— Goal of the exercise —
Quote the lines of the listing from the one containing "Point xyxy=(142,260,165,274)" through the one containing "Point xyxy=(107,234,129,248)", both included.

— Data supplied —

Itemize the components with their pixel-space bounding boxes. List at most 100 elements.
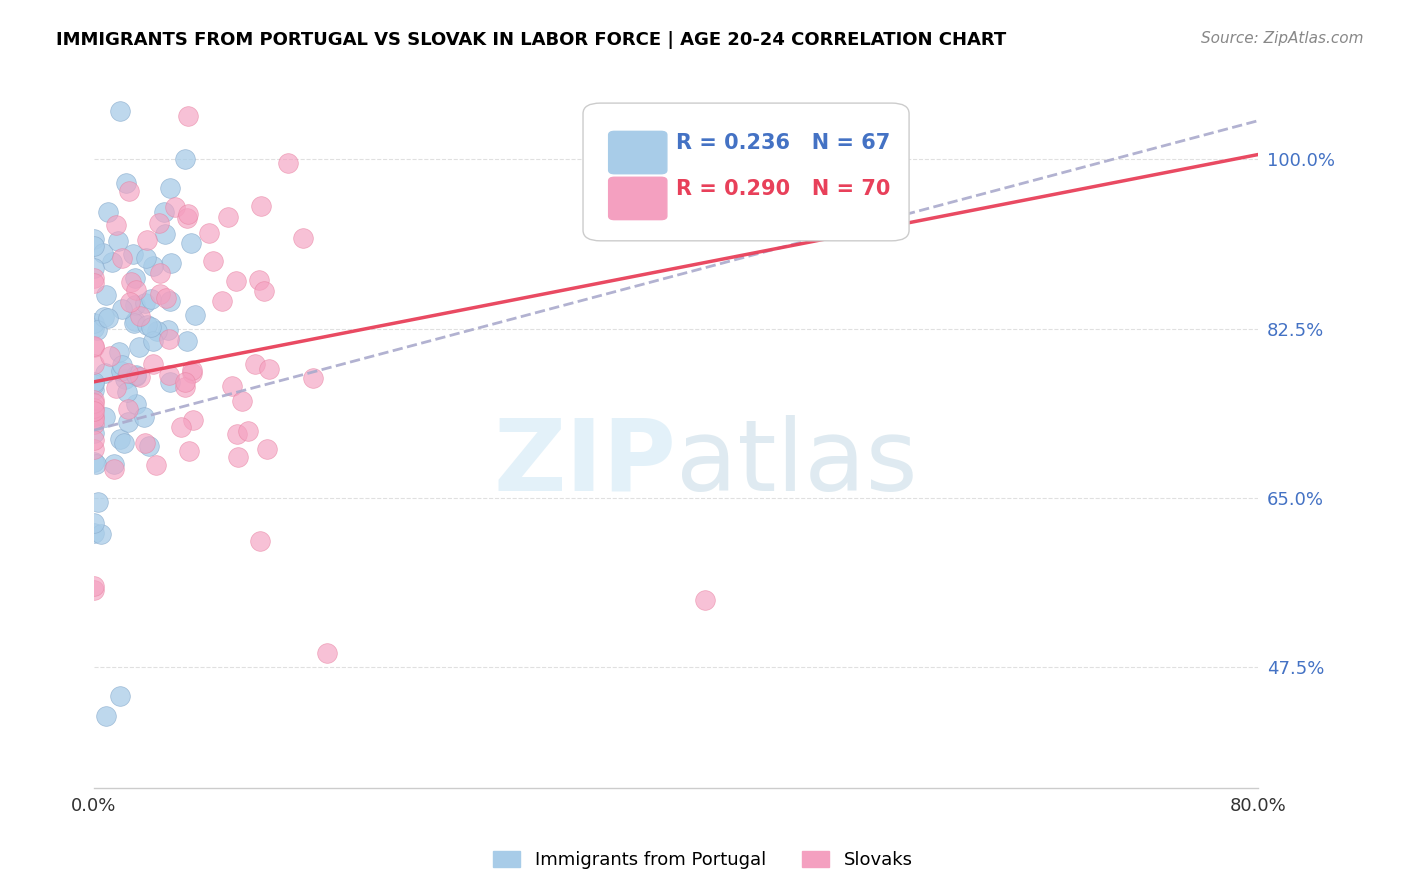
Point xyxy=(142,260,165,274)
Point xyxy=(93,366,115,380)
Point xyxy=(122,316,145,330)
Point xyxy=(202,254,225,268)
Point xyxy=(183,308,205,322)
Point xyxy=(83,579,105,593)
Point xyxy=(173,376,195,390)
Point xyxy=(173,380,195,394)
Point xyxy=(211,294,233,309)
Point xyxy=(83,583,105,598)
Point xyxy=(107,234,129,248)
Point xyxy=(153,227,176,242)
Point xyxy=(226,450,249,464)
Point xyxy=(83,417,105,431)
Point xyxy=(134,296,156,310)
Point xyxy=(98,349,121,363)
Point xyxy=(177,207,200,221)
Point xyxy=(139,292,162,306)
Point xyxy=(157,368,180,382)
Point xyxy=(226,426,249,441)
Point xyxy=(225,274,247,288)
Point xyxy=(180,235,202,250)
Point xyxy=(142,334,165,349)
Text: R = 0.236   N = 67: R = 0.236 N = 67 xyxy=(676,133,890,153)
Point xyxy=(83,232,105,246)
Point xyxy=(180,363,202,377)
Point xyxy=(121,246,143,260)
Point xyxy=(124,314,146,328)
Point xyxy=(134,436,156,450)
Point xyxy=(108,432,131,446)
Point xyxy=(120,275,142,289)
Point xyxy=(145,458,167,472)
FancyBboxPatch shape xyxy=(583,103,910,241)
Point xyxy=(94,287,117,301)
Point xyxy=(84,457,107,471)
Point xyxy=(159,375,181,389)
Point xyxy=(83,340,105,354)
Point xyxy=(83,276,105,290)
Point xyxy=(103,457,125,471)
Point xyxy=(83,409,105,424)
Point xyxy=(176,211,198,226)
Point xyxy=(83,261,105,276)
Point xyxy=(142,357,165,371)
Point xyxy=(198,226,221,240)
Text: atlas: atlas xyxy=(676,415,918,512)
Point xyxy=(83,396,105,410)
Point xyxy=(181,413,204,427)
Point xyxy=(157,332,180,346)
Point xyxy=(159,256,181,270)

— Response below —
Point xyxy=(142,260,165,274)
Point xyxy=(93,366,115,380)
Point xyxy=(122,316,145,330)
Point xyxy=(202,254,225,268)
Point xyxy=(183,308,205,322)
Point xyxy=(83,579,105,593)
Point xyxy=(173,376,195,390)
Point xyxy=(173,380,195,394)
Point xyxy=(211,294,233,309)
Point xyxy=(83,583,105,598)
Point xyxy=(107,234,129,248)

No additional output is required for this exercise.